Task instructions
From the entries that follow, gather each line holding the word "data".

Supplied entries
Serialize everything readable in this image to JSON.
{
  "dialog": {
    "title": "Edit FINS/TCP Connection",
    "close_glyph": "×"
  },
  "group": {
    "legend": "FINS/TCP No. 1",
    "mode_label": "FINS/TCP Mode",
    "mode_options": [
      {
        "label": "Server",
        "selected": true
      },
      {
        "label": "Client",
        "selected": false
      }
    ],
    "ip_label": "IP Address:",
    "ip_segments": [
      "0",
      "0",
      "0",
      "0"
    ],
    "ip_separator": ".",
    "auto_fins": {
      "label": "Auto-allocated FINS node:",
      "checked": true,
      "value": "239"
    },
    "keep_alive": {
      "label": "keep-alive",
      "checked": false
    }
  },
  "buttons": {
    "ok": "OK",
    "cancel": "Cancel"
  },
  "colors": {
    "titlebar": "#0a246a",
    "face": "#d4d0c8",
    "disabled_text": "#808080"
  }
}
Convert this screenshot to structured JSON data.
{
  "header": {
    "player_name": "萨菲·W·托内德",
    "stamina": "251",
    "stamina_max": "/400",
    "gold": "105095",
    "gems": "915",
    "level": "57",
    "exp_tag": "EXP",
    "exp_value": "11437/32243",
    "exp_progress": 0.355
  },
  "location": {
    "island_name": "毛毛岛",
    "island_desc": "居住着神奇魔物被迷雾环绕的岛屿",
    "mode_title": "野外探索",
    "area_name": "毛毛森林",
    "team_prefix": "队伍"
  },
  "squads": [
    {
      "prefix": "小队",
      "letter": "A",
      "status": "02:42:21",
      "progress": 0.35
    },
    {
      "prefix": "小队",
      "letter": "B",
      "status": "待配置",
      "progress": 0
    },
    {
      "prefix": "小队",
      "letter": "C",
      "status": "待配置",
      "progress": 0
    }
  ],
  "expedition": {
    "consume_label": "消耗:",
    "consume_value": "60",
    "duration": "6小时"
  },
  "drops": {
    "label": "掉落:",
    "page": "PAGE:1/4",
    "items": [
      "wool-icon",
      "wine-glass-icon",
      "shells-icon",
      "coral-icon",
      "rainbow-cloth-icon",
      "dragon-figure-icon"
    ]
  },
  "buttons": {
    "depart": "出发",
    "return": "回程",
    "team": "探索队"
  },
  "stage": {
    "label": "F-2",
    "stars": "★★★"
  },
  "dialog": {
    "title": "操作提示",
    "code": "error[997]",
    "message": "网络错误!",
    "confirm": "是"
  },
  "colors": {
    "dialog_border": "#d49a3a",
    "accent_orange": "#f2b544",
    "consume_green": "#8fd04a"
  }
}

---

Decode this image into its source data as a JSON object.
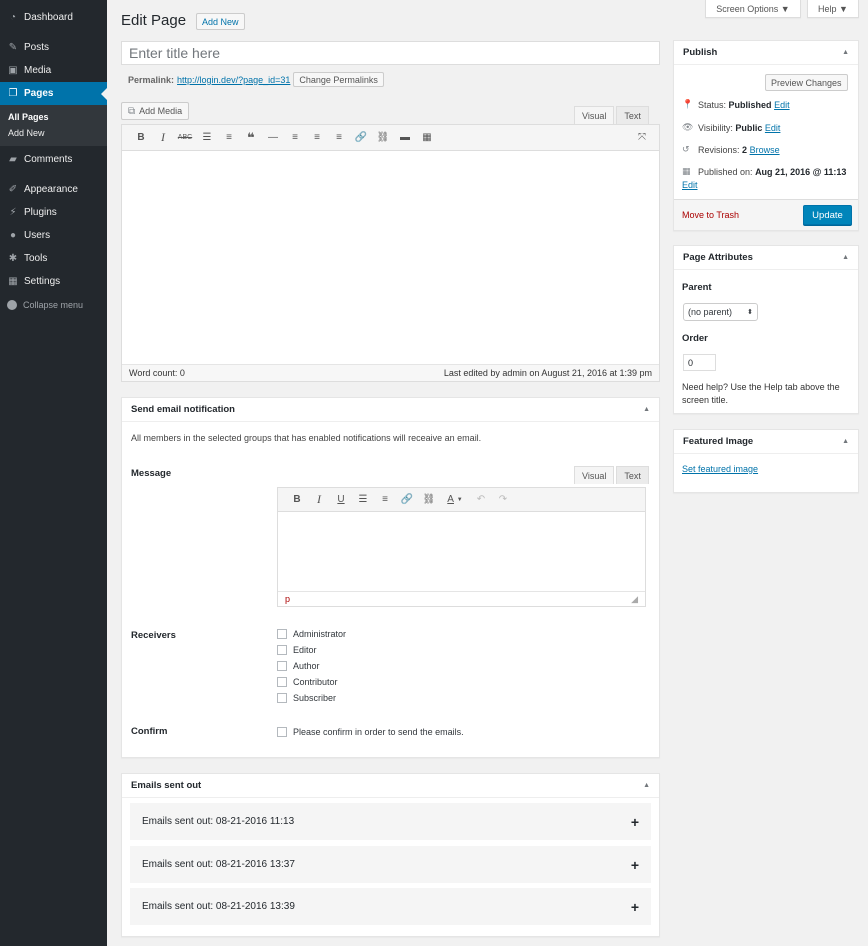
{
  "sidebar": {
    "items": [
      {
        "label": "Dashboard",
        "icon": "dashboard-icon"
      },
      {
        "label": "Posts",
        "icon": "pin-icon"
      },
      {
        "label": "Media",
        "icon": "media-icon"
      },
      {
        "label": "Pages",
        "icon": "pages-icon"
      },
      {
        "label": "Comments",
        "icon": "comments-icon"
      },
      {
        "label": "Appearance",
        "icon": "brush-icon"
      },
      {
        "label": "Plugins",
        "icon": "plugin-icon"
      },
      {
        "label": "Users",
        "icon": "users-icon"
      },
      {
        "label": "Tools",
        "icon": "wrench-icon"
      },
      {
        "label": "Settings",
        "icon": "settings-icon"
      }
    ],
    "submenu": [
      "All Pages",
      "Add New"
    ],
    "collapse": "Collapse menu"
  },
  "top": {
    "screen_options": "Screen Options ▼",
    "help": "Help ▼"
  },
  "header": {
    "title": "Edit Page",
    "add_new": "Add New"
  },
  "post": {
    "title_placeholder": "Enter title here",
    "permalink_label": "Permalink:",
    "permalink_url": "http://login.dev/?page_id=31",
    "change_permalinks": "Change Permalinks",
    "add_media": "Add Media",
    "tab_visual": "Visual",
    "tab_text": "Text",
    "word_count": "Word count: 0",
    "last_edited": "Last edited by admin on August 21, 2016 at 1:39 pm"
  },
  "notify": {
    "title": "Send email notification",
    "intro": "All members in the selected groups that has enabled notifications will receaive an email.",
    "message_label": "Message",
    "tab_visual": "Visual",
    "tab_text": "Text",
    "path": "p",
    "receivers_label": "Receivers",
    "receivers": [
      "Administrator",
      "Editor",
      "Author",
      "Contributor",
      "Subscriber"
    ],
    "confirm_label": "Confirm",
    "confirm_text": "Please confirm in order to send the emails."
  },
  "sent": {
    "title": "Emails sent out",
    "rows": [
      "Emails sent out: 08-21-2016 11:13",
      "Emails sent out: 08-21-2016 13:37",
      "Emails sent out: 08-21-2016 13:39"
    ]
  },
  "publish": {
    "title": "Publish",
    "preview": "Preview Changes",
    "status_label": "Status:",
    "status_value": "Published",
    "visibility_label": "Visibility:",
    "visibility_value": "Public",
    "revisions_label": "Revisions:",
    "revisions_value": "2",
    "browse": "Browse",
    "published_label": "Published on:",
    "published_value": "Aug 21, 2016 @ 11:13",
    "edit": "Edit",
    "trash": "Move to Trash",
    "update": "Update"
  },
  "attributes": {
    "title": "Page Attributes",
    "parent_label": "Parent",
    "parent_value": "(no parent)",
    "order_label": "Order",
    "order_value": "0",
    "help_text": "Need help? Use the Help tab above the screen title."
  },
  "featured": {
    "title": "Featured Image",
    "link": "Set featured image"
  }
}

...

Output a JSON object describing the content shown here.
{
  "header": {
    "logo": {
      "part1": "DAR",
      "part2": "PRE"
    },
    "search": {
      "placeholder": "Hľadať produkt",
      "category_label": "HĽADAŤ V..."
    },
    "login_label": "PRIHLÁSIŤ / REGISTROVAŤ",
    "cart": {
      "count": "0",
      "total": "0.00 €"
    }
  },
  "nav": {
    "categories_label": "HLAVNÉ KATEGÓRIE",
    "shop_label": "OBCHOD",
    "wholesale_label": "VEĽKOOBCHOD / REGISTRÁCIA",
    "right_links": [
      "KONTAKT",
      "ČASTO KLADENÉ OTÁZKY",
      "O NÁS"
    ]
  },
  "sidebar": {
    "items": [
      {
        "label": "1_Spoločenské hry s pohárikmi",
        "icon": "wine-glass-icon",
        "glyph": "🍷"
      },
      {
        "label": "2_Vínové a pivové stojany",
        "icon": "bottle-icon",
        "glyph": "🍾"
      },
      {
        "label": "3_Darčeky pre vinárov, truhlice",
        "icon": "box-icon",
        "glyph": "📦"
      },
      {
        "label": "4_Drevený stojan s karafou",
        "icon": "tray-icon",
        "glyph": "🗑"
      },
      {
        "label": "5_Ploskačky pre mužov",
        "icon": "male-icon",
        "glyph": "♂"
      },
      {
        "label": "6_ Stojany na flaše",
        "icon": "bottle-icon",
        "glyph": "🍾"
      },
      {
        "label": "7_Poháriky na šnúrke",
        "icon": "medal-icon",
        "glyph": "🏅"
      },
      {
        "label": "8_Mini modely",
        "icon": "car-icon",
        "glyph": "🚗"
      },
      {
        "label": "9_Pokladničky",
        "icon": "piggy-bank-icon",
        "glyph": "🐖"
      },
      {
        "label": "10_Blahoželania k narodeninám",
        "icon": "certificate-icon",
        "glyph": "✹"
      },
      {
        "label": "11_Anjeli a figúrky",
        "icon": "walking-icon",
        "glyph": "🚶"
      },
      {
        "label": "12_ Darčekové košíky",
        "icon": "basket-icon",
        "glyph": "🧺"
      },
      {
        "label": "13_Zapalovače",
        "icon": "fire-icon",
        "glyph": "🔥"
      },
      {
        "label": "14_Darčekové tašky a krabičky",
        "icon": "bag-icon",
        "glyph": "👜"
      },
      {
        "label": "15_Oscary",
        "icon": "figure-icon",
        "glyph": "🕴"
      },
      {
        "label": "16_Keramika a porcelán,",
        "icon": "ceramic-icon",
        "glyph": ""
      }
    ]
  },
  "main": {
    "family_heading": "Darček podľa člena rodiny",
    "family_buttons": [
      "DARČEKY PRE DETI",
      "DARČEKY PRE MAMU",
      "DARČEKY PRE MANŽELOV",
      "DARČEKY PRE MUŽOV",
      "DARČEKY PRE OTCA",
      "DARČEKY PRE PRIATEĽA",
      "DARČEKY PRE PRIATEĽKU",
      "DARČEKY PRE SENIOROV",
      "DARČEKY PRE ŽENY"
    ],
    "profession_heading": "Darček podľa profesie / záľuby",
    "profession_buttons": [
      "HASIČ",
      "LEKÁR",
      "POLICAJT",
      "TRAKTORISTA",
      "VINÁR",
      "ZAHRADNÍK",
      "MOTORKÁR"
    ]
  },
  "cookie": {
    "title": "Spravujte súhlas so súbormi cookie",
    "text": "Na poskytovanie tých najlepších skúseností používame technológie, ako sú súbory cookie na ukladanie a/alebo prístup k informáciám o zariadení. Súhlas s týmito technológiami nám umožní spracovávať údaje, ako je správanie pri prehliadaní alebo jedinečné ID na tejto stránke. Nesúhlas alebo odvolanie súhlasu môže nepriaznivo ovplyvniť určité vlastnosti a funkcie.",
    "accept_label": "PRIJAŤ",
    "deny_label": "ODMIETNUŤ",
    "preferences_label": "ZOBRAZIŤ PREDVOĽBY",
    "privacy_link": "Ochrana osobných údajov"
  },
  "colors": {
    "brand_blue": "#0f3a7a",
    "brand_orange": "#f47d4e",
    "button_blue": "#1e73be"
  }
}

Exercise response
Convert this screenshot to structured JSON data.
Decode this image into its source data as a JSON object.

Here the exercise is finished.